**Do this:**
Count how many lines contain the word "слово". Please give only the number.

Extracted records
· · · ·
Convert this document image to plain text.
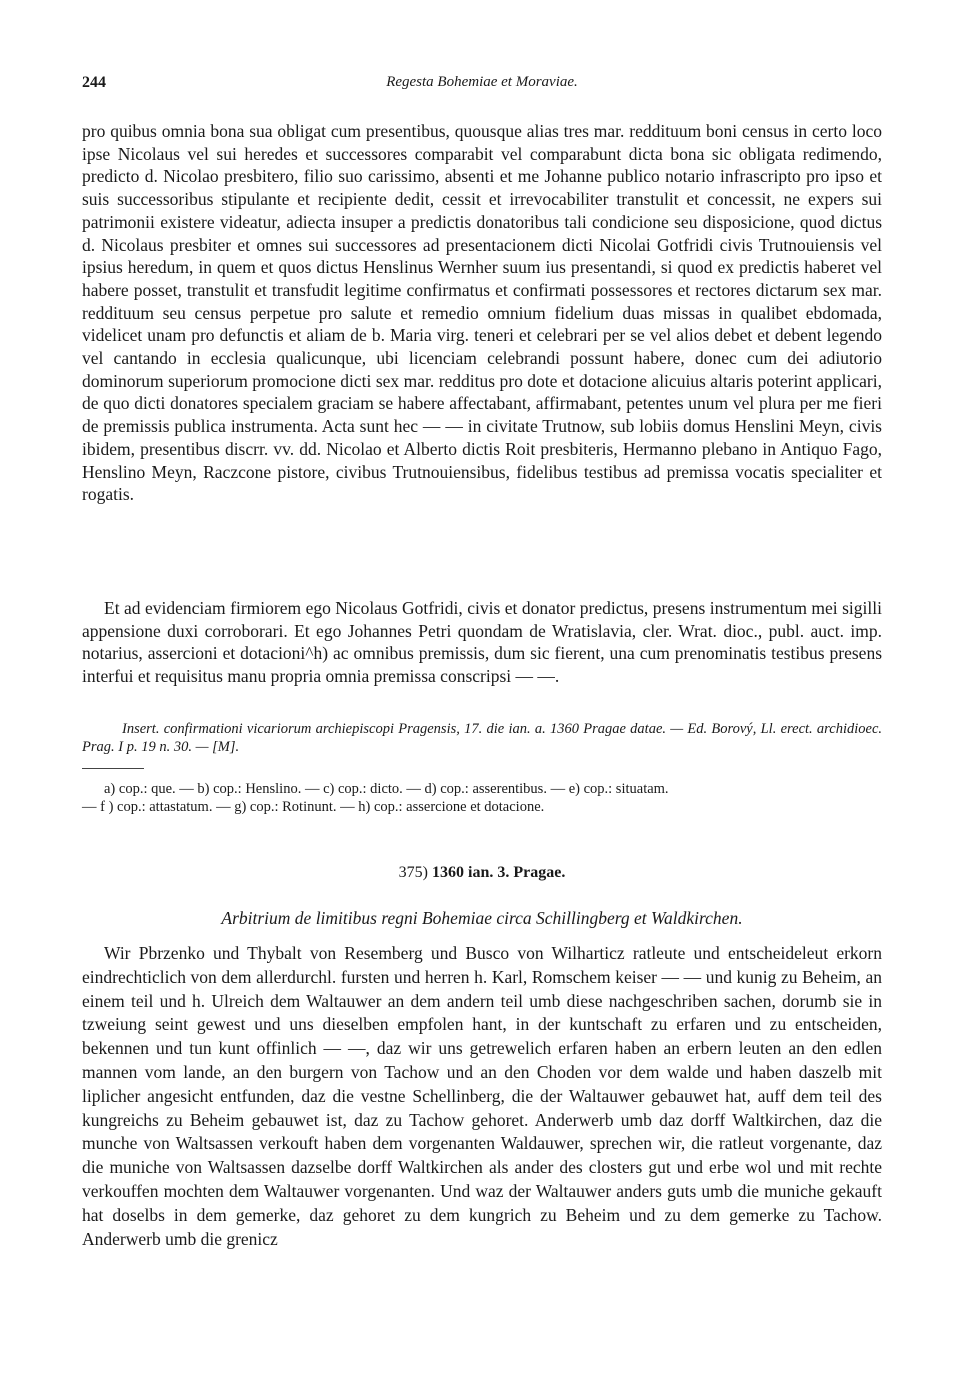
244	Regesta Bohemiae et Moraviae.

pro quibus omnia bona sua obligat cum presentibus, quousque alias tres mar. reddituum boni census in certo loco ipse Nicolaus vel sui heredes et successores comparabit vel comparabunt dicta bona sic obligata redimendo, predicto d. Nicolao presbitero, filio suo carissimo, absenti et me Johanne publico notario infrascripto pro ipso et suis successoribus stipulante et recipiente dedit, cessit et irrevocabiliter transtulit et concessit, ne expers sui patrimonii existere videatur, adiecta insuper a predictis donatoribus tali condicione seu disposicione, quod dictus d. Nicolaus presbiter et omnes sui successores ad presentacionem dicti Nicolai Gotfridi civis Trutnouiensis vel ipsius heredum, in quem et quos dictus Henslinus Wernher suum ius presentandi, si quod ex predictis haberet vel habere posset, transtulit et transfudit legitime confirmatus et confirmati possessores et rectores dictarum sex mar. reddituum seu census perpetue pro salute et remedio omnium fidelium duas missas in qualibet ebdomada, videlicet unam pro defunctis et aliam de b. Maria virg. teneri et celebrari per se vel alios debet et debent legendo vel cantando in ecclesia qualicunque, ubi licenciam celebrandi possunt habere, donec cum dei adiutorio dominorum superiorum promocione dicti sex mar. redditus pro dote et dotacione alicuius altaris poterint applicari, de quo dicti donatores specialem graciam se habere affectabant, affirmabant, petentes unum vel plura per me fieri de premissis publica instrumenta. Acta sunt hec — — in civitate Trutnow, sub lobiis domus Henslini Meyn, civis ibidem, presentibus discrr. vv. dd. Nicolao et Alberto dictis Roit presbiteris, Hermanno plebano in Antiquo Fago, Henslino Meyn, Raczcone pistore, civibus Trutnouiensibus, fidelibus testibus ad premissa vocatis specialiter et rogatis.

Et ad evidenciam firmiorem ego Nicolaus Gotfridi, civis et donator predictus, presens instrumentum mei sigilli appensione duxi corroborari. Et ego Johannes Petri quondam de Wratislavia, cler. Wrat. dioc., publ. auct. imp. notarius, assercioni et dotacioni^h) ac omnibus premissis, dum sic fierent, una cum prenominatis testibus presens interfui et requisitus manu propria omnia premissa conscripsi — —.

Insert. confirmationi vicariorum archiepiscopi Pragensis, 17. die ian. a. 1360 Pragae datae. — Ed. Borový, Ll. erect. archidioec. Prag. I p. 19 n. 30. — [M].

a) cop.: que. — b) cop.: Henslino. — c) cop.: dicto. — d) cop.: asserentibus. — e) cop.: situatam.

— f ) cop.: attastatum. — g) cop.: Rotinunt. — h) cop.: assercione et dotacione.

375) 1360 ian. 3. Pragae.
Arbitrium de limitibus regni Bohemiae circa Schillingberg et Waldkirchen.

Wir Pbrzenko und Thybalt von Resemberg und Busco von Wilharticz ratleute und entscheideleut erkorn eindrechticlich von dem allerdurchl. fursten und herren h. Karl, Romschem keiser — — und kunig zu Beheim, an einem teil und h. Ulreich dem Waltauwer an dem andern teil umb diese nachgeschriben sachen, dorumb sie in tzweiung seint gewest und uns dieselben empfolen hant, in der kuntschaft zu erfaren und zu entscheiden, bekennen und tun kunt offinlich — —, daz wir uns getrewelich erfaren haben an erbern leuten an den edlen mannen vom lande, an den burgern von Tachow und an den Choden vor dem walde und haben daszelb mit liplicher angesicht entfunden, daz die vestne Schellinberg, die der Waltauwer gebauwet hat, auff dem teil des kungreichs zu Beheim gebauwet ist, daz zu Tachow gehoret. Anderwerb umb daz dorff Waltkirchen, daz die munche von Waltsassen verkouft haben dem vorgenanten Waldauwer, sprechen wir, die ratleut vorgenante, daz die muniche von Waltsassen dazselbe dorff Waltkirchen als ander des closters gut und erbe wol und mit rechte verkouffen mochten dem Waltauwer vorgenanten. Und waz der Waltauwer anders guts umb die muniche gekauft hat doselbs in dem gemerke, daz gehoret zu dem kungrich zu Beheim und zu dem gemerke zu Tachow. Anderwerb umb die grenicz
· · · ·
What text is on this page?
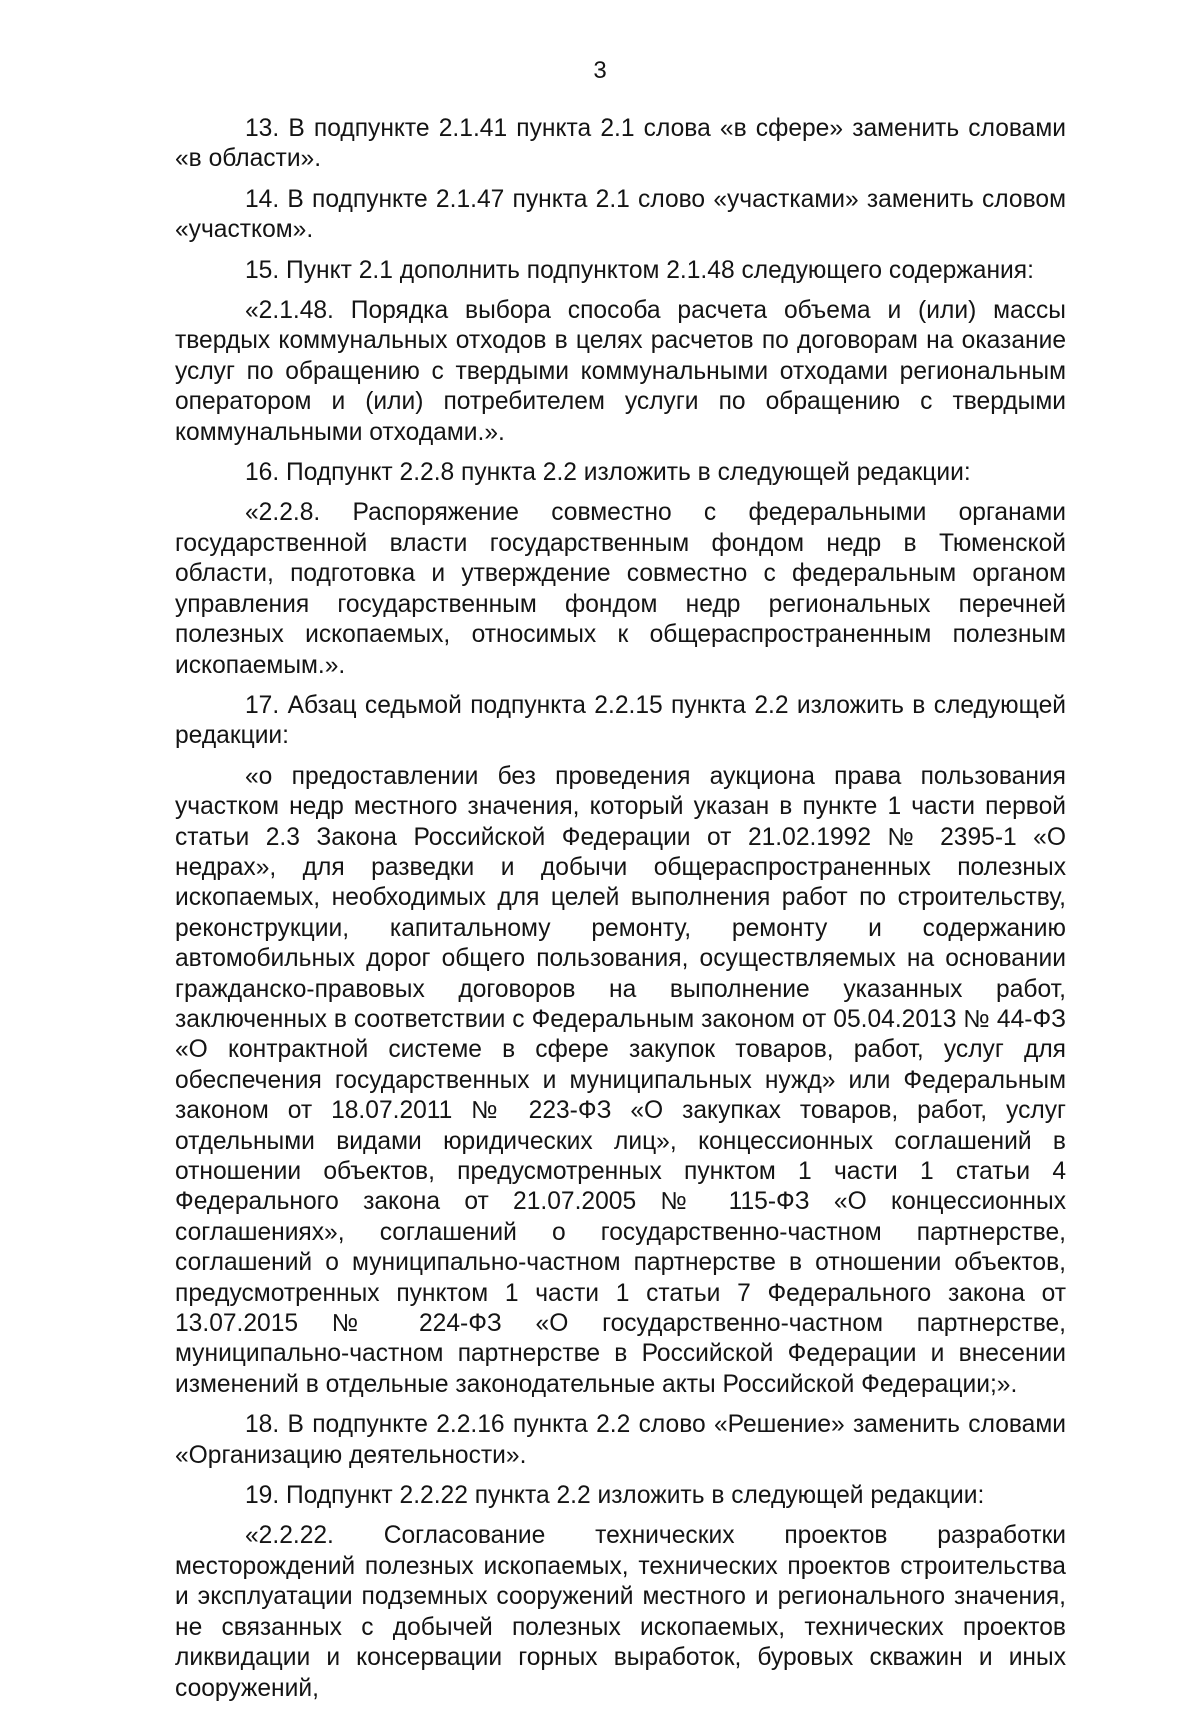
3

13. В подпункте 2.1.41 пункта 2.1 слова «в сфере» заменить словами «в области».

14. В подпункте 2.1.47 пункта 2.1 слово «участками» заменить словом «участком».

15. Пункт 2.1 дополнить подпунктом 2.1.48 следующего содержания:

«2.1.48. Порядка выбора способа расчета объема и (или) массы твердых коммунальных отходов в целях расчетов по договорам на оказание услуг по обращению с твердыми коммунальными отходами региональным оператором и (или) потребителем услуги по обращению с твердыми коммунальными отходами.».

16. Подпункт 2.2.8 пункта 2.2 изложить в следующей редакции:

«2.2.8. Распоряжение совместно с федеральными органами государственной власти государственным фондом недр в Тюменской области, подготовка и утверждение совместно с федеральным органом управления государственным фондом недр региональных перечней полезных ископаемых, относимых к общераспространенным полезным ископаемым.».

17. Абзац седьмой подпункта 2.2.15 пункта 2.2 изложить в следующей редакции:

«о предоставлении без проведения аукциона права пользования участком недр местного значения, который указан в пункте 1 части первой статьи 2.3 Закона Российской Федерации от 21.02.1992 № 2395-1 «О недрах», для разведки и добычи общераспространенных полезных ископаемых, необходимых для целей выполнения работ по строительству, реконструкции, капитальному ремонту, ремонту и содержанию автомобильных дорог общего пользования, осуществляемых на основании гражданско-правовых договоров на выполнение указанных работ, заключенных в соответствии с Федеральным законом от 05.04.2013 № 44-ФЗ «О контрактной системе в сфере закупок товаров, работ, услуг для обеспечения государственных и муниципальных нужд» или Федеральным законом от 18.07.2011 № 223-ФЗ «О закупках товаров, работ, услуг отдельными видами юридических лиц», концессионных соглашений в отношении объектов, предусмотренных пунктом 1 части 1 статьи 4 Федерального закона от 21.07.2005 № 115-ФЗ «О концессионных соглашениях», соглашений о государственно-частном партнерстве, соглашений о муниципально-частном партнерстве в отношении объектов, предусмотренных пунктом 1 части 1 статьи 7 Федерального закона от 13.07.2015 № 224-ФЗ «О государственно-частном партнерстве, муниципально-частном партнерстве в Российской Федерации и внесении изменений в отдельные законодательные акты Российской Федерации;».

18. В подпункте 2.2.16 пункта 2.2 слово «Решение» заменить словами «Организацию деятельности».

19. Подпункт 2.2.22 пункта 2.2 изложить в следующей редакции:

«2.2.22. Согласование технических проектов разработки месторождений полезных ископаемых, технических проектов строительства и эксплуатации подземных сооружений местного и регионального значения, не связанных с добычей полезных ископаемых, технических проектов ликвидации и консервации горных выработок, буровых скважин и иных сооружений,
· · · ·
**Answer below:**
2